* Brano fornito:
# # #
La sua osservazione è corretta: in dipendenza da un presente il futuro si esprime con il futuro (o anche con il congiuntivo presente: "Vuole sapere che cosa gli succeda domani"), mentre in dipendenza da un passato si usa il condizionale passato. In questo caso, però, non sarei così netto nel condannare la scelta dell'autore. Tutto sommato, infatti, il presente vuole sapere non serve a portare la linea temporale degli eventi al presente, visto che la narrazione è al passato. Serve, invece, a dare una dimensione atemporale alla descrizione, come per richiamare nel lettore la consapevolezza che quella reazione evidenziata nel personaggio è, in realtà. comune in ogni tempo e in ogni luogo. Con il condizionale passato, quindi, lo scrittore ritorna alla linea temporale effettiva, che è passata, trascurando l'accidente della reggenza al presente. 
Questo è uno di quei casi in cui la regola grammaticale cede il passo all'espressività linguistica.
Per quanto riguarda le tre frasi che lei propone, la prima e la terza sono equivalenti per il significato, ma quella con l'indicativo è meno formale. La seconda sottolinea che la descrizione è relativa a Marco in particolare, diversamente da quelle al presente, che sono atemporali, quindi suggeriscono che lo stesso atteggiamento è potenzialmente riscontrabile in chiunque.
# # #
* Materiale fornito:
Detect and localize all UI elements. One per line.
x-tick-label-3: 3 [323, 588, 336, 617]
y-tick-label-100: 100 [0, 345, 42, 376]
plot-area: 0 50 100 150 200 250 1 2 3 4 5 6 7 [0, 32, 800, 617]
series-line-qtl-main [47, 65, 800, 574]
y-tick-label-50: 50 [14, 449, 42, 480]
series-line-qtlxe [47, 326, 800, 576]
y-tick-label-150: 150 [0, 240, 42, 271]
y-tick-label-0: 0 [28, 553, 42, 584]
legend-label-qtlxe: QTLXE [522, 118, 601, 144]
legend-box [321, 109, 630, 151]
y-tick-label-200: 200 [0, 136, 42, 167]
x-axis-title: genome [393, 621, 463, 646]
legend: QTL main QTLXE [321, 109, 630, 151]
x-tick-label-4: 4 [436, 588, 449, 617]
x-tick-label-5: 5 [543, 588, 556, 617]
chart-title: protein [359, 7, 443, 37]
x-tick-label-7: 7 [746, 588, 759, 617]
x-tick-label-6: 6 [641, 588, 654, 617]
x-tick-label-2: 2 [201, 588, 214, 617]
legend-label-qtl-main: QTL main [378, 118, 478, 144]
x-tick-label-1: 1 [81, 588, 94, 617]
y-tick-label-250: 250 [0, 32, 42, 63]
# # #
* Compito assegnato: Nel brano fornito, quale forma verbale si usa per esprimere il futuro in dipendenza da un passato?

* Soluzione dell'esercizio: Il condizionale passato.